__Problem__
Images embedded in the records are excluded; print everything else exactly as given.

[Items from a data source]
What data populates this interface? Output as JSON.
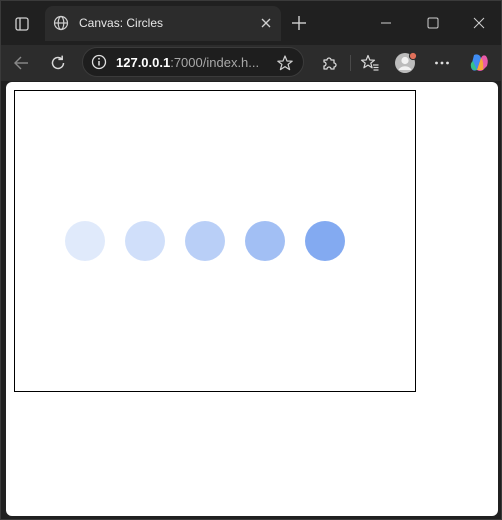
{
  "browser": {
    "tab": {
      "title": "Canvas: Circles",
      "favicon": "globe-icon",
      "close_icon": "close-icon"
    },
    "new_tab_icon": "plus-icon",
    "window_controls": [
      "minimize-icon",
      "maximize-icon",
      "close-icon"
    ],
    "address": {
      "host": "127.0.0.1",
      "rest": ":7000/index.h...",
      "info_icon": "info-icon",
      "favorite_icon": "star-icon"
    },
    "toolbar_icons": [
      "back-arrow-icon",
      "reload-icon",
      "extensions-icon",
      "favorites-icon",
      "profile-avatar",
      "more-icon",
      "copilot-icon"
    ]
  },
  "page": {
    "canvas": {
      "circle_color": "#6495ed",
      "circles": [
        {
          "opacity": 0.2
        },
        {
          "opacity": 0.3
        },
        {
          "opacity": 0.45
        },
        {
          "opacity": 0.6
        },
        {
          "opacity": 0.8
        }
      ]
    }
  },
  "colors": {
    "chrome_dark": "#202020",
    "toolbar": "#2c2c2c",
    "canvas_border": "#000000",
    "profile_dot": "#e0705a"
  }
}
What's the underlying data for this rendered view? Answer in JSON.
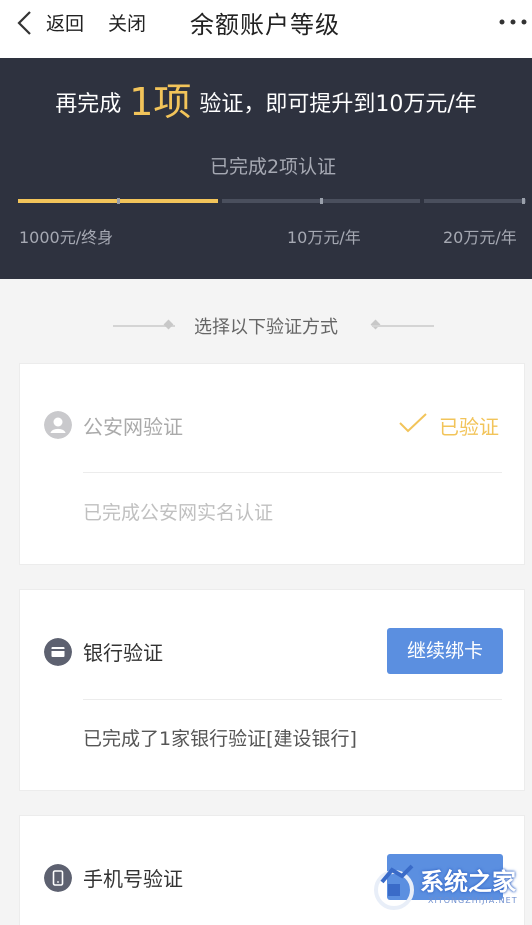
{
  "nav": {
    "back_label": "返回",
    "close_label": "关闭",
    "title": "余额账户等级"
  },
  "header": {
    "prefix": "再完成",
    "count": "1项",
    "suffix": "验证，即可提升到10万元/年",
    "completed": "已完成2项认证",
    "progress_fraction": 0.4,
    "tiers": [
      "1000元/终身",
      "10万元/年",
      "20万元/年"
    ]
  },
  "section": {
    "title": "选择以下验证方式"
  },
  "cards": [
    {
      "name": "公安网验证",
      "status": "已验证",
      "desc": "已完成公安网实名认证"
    },
    {
      "name": "银行验证",
      "action": "继续绑卡",
      "desc": "已完成了1家银行验证[建设银行]"
    },
    {
      "name": "手机号验证",
      "action": ""
    }
  ],
  "watermark": {
    "text": "系统之家",
    "sub": "XITONGZHIJIA.NET"
  },
  "colors": {
    "header_bg": "#2e323f",
    "accent_gold": "#f2c45a",
    "button_blue": "#5b8fe0",
    "page_bg": "#f4f4f4"
  },
  "icons": [
    "back-icon",
    "more-icon",
    "user-icon",
    "check-icon",
    "bank-card-icon",
    "phone-icon"
  ]
}
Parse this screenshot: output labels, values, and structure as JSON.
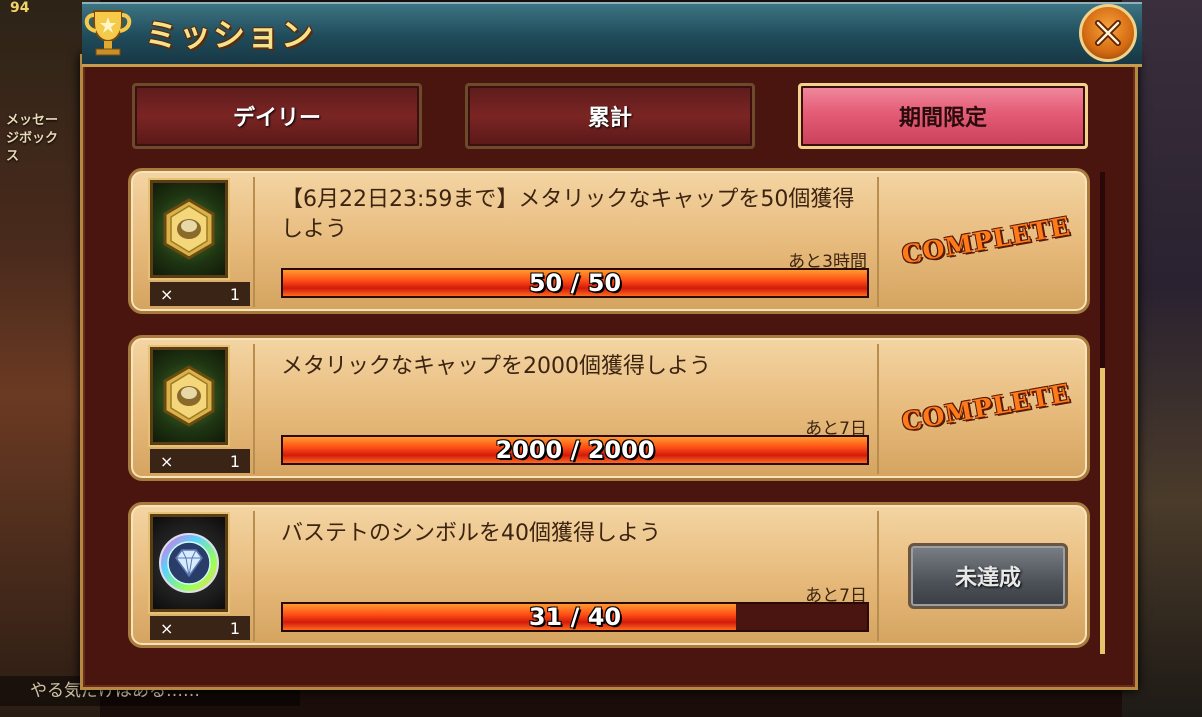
{
  "header": {
    "title": "ミッション"
  },
  "tabs": [
    {
      "label": "デイリー",
      "active": false
    },
    {
      "label": "累計",
      "active": false
    },
    {
      "label": "期間限定",
      "active": true
    }
  ],
  "missions": [
    {
      "text": "【6月22日23:59まで】メタリックなキャップを50個獲得しよう",
      "remaining": "あと3時間",
      "progress_text": "50 / 50",
      "progress": 1.0,
      "qty_label": "×",
      "qty": "1",
      "status": "COMPLETE",
      "icon": "metallic-cap-medal-icon"
    },
    {
      "text": "メタリックなキャップを2000個獲得しよう",
      "remaining": "あと7日",
      "progress_text": "2000 / 2000",
      "progress": 1.0,
      "qty_label": "×",
      "qty": "1",
      "status": "COMPLETE",
      "icon": "metallic-cap-medal-icon"
    },
    {
      "text": "バステトのシンボルを40個獲得しよう",
      "remaining": "あと7日",
      "progress_text": "31 / 40",
      "progress": 0.775,
      "qty_label": "×",
      "qty": "1",
      "status": "未達成",
      "icon": "diamond-symbol-medal-icon"
    }
  ],
  "background": {
    "left_label": "メッセージボックス",
    "level": "94",
    "chat": "やる気だけはある……"
  },
  "colors": {
    "accent_gold": "#e6c46c",
    "bar_fill": "#ff4f16",
    "card_bg": "#e6b97a",
    "active_tab": "#e45c76"
  }
}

__Exercise solution__
What data populates this interface? Output as JSON.
{
  "browser": {
    "tab": {
      "title": "Canvas: Circles",
      "favicon": "globe-icon",
      "close_icon": "close-icon"
    },
    "new_tab_icon": "plus-icon",
    "window_controls": [
      "minimize-icon",
      "maximize-icon",
      "close-icon"
    ],
    "address": {
      "host": "127.0.0.1",
      "rest": ":7000/index.h...",
      "info_icon": "info-icon",
      "favorite_icon": "star-icon"
    },
    "toolbar_icons": [
      "back-arrow-icon",
      "reload-icon",
      "extensions-icon",
      "favorites-icon",
      "profile-avatar",
      "more-icon",
      "copilot-icon"
    ]
  },
  "page": {
    "canvas": {
      "circle_color": "#6495ed",
      "circles": [
        {
          "opacity": 0.2
        },
        {
          "opacity": 0.3
        },
        {
          "opacity": 0.45
        },
        {
          "opacity": 0.6
        },
        {
          "opacity": 0.8
        }
      ]
    }
  },
  "colors": {
    "chrome_dark": "#202020",
    "toolbar": "#2c2c2c",
    "canvas_border": "#000000",
    "profile_dot": "#e0705a"
  }
}
What's the underlying data for this rendered view? Answer in JSON.
{
  "nav": {
    "back_label": "返回",
    "close_label": "关闭",
    "title": "余额账户等级"
  },
  "header": {
    "prefix": "再完成",
    "count": "1项",
    "suffix": "验证，即可提升到10万元/年",
    "completed": "已完成2项认证",
    "progress_fraction": 0.4,
    "tiers": [
      "1000元/终身",
      "10万元/年",
      "20万元/年"
    ]
  },
  "section": {
    "title": "选择以下验证方式"
  },
  "cards": [
    {
      "name": "公安网验证",
      "status": "已验证",
      "desc": "已完成公安网实名认证"
    },
    {
      "name": "银行验证",
      "action": "继续绑卡",
      "desc": "已完成了1家银行验证[建设银行]"
    },
    {
      "name": "手机号验证",
      "action": ""
    }
  ],
  "watermark": {
    "text": "系统之家",
    "sub": "XITONGZHIJIA.NET"
  },
  "colors": {
    "header_bg": "#2e323f",
    "accent_gold": "#f2c45a",
    "button_blue": "#5b8fe0",
    "page_bg": "#f4f4f4"
  },
  "icons": [
    "back-icon",
    "more-icon",
    "user-icon",
    "check-icon",
    "bank-card-icon",
    "phone-icon"
  ]
}
Parse this screenshot: output labels, values, and structure as JSON.
{
  "header": {
    "title": "ミッション"
  },
  "tabs": [
    {
      "label": "デイリー",
      "active": false
    },
    {
      "label": "累計",
      "active": false
    },
    {
      "label": "期間限定",
      "active": true
    }
  ],
  "missions": [
    {
      "text": "【6月22日23:59まで】メタリックなキャップを50個獲得しよう",
      "remaining": "あと3時間",
      "progress_text": "50 / 50",
      "progress": 1.0,
      "qty_label": "×",
      "qty": "1",
      "status": "COMPLETE",
      "icon": "metallic-cap-medal-icon"
    },
    {
      "text": "メタリックなキャップを2000個獲得しよう",
      "remaining": "あと7日",
      "progress_text": "2000 / 2000",
      "progress": 1.0,
      "qty_label": "×",
      "qty": "1",
      "status": "COMPLETE",
      "icon": "metallic-cap-medal-icon"
    },
    {
      "text": "バステトのシンボルを40個獲得しよう",
      "remaining": "あと7日",
      "progress_text": "31 / 40",
      "progress": 0.775,
      "qty_label": "×",
      "qty": "1",
      "status": "未達成",
      "icon": "diamond-symbol-medal-icon"
    }
  ],
  "background": {
    "left_label": "メッセージボックス",
    "level": "94",
    "chat": "やる気だけはある……"
  },
  "colors": {
    "accent_gold": "#e6c46c",
    "bar_fill": "#ff4f16",
    "card_bg": "#e6b97a",
    "active_tab": "#e45c76"
  }
}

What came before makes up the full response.